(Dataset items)
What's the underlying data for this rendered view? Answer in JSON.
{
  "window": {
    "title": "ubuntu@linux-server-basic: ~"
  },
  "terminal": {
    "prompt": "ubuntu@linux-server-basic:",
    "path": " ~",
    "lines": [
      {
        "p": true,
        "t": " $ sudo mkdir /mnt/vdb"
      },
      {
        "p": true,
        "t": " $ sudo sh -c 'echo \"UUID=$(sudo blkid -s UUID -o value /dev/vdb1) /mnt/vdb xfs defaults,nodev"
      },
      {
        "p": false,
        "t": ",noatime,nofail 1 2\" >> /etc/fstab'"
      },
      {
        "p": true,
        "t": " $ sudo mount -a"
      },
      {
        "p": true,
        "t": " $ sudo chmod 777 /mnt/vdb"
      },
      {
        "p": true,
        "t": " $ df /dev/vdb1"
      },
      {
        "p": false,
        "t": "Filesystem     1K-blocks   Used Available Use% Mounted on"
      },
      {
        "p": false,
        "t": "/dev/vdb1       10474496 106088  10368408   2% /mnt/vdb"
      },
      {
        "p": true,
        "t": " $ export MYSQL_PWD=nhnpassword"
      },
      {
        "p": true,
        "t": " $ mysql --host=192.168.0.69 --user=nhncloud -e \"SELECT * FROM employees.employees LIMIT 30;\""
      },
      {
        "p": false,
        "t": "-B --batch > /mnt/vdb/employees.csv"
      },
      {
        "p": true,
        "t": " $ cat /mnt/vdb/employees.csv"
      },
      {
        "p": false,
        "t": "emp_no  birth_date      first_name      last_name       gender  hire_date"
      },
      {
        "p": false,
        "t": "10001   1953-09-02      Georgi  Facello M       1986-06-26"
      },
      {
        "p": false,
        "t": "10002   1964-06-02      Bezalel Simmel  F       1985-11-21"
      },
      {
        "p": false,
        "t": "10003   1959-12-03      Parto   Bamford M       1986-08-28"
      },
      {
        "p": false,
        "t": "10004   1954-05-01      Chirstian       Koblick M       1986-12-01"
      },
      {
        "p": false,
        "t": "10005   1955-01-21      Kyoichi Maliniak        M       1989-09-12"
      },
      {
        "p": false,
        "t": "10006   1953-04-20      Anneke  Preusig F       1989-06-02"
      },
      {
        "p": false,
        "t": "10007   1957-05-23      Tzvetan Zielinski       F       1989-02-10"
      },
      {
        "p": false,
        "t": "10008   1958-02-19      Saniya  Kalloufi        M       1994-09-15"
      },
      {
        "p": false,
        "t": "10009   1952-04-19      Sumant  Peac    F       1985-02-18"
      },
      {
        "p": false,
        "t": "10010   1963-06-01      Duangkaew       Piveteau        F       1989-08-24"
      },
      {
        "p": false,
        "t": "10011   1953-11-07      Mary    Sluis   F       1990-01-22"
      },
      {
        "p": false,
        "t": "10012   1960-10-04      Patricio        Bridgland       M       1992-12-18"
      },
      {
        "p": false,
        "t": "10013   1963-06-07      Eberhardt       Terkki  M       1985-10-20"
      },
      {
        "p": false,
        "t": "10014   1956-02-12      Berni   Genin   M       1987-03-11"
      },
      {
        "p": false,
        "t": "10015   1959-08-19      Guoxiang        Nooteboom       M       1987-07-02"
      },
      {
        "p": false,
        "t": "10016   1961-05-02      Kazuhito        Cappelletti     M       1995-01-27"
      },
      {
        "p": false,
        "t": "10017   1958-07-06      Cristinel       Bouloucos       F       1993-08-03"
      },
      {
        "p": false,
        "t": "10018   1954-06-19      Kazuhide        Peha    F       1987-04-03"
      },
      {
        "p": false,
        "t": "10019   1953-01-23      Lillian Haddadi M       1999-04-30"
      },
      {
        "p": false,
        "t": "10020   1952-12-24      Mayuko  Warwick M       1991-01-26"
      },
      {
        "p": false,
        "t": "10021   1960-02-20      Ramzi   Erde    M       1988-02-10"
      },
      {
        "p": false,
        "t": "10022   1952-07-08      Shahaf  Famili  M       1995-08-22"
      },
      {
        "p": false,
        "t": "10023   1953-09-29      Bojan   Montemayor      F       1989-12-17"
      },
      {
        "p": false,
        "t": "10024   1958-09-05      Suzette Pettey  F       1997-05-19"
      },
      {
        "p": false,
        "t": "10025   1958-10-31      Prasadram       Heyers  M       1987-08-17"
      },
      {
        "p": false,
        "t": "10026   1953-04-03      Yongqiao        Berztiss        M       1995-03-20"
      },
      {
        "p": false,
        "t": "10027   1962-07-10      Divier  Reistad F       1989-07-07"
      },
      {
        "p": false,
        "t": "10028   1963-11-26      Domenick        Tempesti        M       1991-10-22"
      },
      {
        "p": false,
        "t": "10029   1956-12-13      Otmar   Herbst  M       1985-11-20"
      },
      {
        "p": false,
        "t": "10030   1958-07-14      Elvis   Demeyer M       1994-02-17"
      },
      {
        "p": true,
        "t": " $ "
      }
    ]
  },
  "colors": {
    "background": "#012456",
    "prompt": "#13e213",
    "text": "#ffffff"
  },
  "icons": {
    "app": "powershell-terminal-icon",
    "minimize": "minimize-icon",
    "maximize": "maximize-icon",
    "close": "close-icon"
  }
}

**Given request:** Copy out each line of the listing that holds "ubuntu".

**Exercise solution:**
    "title": "ubuntu@linux-server-basic: ~"
    "prompt": "ubuntu@linux-server-basic:",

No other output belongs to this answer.